[start of RECORDS PROVIDED]

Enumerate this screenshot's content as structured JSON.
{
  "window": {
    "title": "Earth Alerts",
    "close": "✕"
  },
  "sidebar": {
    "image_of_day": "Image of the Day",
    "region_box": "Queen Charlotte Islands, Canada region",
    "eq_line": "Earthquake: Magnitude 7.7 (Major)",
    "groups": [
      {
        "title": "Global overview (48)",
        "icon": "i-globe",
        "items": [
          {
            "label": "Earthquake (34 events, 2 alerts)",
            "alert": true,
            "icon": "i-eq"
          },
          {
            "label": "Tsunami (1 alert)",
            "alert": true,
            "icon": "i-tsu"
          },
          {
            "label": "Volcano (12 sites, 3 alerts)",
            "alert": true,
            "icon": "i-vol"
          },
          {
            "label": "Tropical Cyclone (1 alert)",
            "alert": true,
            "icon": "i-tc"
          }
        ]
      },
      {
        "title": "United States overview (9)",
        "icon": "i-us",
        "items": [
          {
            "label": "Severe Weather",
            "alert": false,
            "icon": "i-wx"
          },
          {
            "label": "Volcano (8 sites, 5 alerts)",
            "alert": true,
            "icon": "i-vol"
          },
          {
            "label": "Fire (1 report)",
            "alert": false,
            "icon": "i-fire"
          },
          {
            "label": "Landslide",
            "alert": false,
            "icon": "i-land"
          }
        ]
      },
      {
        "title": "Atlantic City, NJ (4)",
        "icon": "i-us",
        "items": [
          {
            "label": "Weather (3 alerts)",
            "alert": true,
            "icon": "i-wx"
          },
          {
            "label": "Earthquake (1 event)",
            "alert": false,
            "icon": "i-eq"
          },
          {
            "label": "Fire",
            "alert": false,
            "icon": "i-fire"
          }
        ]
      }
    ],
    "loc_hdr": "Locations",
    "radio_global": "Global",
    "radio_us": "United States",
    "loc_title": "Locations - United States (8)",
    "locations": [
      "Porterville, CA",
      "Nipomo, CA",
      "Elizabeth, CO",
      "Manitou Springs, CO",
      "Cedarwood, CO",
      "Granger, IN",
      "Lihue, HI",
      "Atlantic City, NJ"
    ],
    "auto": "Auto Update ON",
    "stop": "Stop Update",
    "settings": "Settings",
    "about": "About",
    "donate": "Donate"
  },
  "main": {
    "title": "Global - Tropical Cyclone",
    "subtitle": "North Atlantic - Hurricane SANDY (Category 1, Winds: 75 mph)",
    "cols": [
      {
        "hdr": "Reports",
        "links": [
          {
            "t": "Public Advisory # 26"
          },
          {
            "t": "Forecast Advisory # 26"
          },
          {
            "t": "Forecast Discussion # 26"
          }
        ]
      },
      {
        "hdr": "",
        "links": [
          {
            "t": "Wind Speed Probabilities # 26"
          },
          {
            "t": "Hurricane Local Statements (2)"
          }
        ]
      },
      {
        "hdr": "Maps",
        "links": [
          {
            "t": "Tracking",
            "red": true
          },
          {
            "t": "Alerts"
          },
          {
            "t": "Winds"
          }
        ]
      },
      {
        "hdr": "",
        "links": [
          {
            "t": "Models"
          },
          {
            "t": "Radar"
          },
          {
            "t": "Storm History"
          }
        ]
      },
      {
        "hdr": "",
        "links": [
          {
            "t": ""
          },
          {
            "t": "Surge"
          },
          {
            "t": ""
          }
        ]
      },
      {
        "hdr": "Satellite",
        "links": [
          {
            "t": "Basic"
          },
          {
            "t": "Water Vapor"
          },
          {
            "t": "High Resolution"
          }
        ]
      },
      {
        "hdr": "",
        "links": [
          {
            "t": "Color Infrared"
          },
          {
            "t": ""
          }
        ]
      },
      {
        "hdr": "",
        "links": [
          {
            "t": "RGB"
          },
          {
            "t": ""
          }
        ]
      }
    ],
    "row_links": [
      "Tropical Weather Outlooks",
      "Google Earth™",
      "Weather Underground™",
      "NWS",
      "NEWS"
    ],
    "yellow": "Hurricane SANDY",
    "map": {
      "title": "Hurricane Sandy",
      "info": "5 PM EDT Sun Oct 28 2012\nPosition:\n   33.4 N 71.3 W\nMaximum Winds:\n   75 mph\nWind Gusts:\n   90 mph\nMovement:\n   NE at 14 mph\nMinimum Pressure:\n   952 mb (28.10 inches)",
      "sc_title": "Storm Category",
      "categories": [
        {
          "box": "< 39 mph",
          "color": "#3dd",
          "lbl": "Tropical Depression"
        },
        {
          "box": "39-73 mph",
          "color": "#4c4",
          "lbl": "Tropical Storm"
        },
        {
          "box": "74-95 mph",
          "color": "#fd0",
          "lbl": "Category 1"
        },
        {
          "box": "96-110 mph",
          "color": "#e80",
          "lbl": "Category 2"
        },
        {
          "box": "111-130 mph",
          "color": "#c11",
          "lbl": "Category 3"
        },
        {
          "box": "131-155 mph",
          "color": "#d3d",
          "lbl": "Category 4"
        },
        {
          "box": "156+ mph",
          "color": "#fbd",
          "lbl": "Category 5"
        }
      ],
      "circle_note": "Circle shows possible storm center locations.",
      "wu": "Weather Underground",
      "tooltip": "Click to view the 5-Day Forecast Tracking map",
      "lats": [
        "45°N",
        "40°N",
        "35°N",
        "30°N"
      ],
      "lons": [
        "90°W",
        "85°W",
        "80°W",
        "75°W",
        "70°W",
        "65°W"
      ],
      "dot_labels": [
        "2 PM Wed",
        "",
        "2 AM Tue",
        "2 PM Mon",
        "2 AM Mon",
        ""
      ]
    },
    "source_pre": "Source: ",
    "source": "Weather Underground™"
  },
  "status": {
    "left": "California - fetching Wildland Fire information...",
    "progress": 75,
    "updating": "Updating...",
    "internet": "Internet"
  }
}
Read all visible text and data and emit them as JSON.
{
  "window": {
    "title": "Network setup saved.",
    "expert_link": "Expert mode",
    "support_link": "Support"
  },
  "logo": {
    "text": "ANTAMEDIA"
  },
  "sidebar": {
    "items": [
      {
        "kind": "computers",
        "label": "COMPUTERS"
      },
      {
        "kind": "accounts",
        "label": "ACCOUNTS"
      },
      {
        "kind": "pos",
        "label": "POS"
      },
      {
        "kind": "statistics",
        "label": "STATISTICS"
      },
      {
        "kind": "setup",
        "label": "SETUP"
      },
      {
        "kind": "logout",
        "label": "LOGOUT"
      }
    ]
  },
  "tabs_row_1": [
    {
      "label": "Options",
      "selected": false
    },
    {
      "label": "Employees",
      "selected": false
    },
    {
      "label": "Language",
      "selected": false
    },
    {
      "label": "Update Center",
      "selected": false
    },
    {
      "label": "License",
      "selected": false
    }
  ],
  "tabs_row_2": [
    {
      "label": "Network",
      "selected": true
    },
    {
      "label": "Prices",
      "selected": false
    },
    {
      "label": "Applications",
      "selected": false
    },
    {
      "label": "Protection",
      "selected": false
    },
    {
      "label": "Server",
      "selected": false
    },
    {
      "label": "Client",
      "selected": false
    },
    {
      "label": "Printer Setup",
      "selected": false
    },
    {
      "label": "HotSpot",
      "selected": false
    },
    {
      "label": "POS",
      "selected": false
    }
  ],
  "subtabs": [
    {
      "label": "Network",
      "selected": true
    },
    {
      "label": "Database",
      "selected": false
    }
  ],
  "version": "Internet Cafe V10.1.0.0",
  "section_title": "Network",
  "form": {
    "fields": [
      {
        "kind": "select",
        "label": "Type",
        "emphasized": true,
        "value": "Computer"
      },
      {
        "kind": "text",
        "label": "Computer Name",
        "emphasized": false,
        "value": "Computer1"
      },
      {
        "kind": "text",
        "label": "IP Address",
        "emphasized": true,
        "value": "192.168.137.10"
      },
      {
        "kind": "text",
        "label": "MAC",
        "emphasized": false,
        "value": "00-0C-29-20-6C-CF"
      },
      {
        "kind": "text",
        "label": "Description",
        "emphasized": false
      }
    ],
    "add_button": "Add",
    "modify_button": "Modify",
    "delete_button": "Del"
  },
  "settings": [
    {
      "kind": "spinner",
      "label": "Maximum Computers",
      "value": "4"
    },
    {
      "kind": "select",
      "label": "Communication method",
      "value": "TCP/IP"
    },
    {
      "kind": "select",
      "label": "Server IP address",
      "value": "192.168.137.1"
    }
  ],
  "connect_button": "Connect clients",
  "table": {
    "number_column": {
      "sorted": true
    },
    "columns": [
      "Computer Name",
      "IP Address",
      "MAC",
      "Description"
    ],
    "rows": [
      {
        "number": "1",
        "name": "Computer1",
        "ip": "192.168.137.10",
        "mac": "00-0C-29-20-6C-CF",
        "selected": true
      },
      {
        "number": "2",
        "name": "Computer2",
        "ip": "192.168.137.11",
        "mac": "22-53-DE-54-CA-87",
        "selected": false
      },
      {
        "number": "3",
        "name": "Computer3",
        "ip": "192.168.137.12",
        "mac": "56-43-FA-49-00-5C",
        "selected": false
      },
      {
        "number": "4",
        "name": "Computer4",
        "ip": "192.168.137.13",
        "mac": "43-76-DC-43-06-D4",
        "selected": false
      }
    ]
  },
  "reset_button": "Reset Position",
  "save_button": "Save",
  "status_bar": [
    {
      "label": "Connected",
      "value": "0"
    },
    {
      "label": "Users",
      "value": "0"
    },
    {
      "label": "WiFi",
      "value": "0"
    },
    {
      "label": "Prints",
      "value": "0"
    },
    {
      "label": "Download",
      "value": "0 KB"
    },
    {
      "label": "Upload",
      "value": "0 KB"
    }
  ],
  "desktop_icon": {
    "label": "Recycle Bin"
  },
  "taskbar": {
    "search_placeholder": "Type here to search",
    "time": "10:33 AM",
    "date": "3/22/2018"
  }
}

[end of RECORDS PROVIDED]

■ **YOUR OBJECTIVE**
Lines containing "Global" are to be counted. State the total and add nothing.

■ **RESPONSE TO THE EXERCISE**
3